* Items from a dataset *
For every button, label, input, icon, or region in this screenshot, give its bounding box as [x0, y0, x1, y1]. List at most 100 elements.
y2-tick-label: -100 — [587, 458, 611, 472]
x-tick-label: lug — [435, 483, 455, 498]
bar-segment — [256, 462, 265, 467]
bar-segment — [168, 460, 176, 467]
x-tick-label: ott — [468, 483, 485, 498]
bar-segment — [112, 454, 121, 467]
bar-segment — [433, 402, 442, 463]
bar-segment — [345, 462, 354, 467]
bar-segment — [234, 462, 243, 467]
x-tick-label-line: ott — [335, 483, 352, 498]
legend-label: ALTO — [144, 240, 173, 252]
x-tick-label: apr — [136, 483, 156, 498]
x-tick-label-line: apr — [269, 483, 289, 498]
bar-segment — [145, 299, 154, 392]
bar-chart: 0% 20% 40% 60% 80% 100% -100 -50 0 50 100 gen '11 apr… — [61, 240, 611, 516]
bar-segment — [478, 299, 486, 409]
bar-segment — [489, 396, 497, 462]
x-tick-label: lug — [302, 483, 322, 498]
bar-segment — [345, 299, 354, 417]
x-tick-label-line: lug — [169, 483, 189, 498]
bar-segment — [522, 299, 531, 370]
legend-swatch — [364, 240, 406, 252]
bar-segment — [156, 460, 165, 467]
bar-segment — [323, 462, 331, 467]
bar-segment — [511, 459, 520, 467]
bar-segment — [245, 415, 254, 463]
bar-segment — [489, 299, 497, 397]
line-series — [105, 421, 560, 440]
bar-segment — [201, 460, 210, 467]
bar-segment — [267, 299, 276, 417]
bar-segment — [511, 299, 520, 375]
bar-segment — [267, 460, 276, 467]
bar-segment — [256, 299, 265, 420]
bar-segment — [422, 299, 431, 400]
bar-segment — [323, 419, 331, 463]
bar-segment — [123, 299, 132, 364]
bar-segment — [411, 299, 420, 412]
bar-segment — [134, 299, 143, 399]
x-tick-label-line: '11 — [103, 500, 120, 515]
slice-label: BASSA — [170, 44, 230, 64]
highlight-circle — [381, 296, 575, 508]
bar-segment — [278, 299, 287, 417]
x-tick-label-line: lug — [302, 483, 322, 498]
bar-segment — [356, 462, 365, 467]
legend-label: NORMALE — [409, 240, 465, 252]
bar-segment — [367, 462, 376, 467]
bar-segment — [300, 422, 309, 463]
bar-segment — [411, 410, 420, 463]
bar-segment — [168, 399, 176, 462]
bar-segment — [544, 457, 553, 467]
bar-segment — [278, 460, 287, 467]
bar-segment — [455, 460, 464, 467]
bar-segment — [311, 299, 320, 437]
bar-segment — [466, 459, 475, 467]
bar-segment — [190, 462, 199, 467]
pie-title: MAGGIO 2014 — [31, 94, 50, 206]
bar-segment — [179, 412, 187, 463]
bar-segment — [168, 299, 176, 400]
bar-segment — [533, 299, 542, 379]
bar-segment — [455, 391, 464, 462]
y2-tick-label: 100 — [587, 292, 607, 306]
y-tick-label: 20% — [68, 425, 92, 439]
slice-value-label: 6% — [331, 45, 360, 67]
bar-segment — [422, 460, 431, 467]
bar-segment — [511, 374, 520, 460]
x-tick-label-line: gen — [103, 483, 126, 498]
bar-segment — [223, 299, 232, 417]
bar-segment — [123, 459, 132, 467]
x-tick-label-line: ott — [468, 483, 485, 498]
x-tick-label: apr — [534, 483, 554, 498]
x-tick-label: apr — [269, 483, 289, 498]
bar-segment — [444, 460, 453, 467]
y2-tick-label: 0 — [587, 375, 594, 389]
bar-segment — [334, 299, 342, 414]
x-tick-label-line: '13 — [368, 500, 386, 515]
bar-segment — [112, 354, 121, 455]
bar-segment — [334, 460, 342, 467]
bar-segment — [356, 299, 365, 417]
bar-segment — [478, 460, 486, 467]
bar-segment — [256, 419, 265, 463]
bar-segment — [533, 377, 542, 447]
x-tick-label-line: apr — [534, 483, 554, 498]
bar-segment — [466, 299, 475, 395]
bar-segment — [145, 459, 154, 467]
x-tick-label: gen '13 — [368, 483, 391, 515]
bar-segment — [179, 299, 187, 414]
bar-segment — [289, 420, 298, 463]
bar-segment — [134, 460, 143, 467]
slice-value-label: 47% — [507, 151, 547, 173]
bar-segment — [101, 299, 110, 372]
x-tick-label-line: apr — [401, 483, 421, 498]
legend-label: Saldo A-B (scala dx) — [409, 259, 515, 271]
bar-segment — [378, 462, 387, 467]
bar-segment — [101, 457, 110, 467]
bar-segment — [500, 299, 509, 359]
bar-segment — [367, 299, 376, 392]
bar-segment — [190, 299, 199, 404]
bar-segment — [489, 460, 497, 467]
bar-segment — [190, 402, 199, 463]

* What to produce *
Reproduce every item above verbatim, keeping each line unchanged.

* Worked solution *
For every button, label, input, icon, or region in this screenshot, give its bounding box as [x0, y0, x1, y1]. List at most 100 elements.
y2-tick-label: -100 — [587, 458, 611, 472]
x-tick-label: lug — [435, 483, 455, 498]
bar-segment — [256, 462, 265, 467]
bar-segment — [168, 460, 176, 467]
x-tick-label: ott — [468, 483, 485, 498]
bar-segment — [112, 454, 121, 467]
bar-segment — [433, 402, 442, 463]
bar-segment — [345, 462, 354, 467]
bar-segment — [234, 462, 243, 467]
x-tick-label-line: ott — [335, 483, 352, 498]
legend-label: ALTO — [144, 240, 173, 252]
x-tick-label: apr — [136, 483, 156, 498]
x-tick-label-line: apr — [269, 483, 289, 498]
bar-segment — [145, 299, 154, 392]
bar-chart: 0% 20% 40% 60% 80% 100% -100 -50 0 50 100 gen '11 apr… — [61, 240, 611, 516]
bar-segment — [478, 299, 486, 409]
bar-segment — [489, 396, 497, 462]
x-tick-label: lug — [302, 483, 322, 498]
bar-segment — [345, 299, 354, 417]
x-tick-label-line: lug — [169, 483, 189, 498]
bar-segment — [522, 299, 531, 370]
legend-swatch — [364, 240, 406, 252]
bar-segment — [156, 460, 165, 467]
bar-segment — [323, 462, 331, 467]
bar-segment — [511, 459, 520, 467]
bar-segment — [245, 415, 254, 463]
bar-segment — [489, 299, 497, 397]
line-series — [105, 421, 560, 440]
bar-segment — [201, 460, 210, 467]
bar-segment — [267, 299, 276, 417]
bar-segment — [511, 299, 520, 375]
bar-segment — [267, 460, 276, 467]
bar-segment — [256, 299, 265, 420]
bar-segment — [422, 299, 431, 400]
bar-segment — [323, 419, 331, 463]
bar-segment — [123, 299, 132, 364]
bar-segment — [411, 299, 420, 412]
bar-segment — [134, 299, 143, 399]
x-tick-label-line: '11 — [103, 500, 120, 515]
slice-label: BASSA — [170, 44, 230, 64]
highlight-circle — [381, 296, 575, 508]
bar-segment — [278, 299, 287, 417]
x-tick-label-line: lug — [302, 483, 322, 498]
bar-segment — [356, 462, 365, 467]
legend-label: NORMALE — [409, 240, 465, 252]
bar-segment — [367, 462, 376, 467]
bar-segment — [300, 422, 309, 463]
bar-segment — [411, 410, 420, 463]
bar-segment — [168, 399, 176, 462]
bar-segment — [544, 457, 553, 467]
bar-segment — [278, 460, 287, 467]
bar-segment — [455, 460, 464, 467]
bar-segment — [311, 299, 320, 437]
bar-segment — [466, 459, 475, 467]
bar-segment — [190, 462, 199, 467]
pie-title: MAGGIO 2014 — [31, 94, 50, 206]
bar-segment — [179, 412, 187, 463]
bar-segment — [168, 299, 176, 400]
bar-segment — [533, 299, 542, 379]
bar-segment — [455, 391, 464, 462]
y2-tick-label: 100 — [587, 292, 607, 306]
y-tick-label: 20% — [68, 425, 92, 439]
slice-value-label: 6% — [331, 45, 360, 67]
bar-segment — [422, 460, 431, 467]
bar-segment — [511, 374, 520, 460]
x-tick-label-line: gen — [103, 483, 126, 498]
bar-segment — [223, 299, 232, 417]
bar-segment — [123, 459, 132, 467]
x-tick-label-line: ott — [468, 483, 485, 498]
x-tick-label: apr — [534, 483, 554, 498]
x-tick-label: apr — [269, 483, 289, 498]
bar-segment — [444, 460, 453, 467]
y2-tick-label: 0 — [587, 375, 594, 389]
bar-segment — [334, 299, 342, 414]
x-tick-label-line: '13 — [368, 500, 386, 515]
bar-segment — [112, 354, 121, 455]
bar-segment — [334, 460, 342, 467]
bar-segment — [356, 299, 365, 417]
bar-segment — [478, 460, 486, 467]
bar-segment — [256, 419, 265, 463]
bar-segment — [533, 377, 542, 447]
x-tick-label-line: apr — [534, 483, 554, 498]
bar-segment — [466, 299, 475, 395]
bar-segment — [145, 459, 154, 467]
x-tick-label: gen '13 — [368, 483, 391, 515]
bar-segment — [179, 299, 187, 414]
bar-segment — [289, 420, 298, 463]
bar-segment — [134, 460, 143, 467]
slice-value-label: 47% — [507, 151, 547, 173]
bar-segment — [101, 299, 110, 372]
x-tick-label-line: apr — [401, 483, 421, 498]
legend-label: Saldo A-B (scala dx) — [409, 259, 515, 271]
bar-segment — [378, 462, 387, 467]
bar-segment — [101, 457, 110, 467]
bar-segment — [500, 299, 509, 359]
bar-segment — [367, 299, 376, 392]
bar-segment — [190, 299, 199, 404]
bar-segment — [489, 460, 497, 467]
bar-segment — [190, 402, 199, 463]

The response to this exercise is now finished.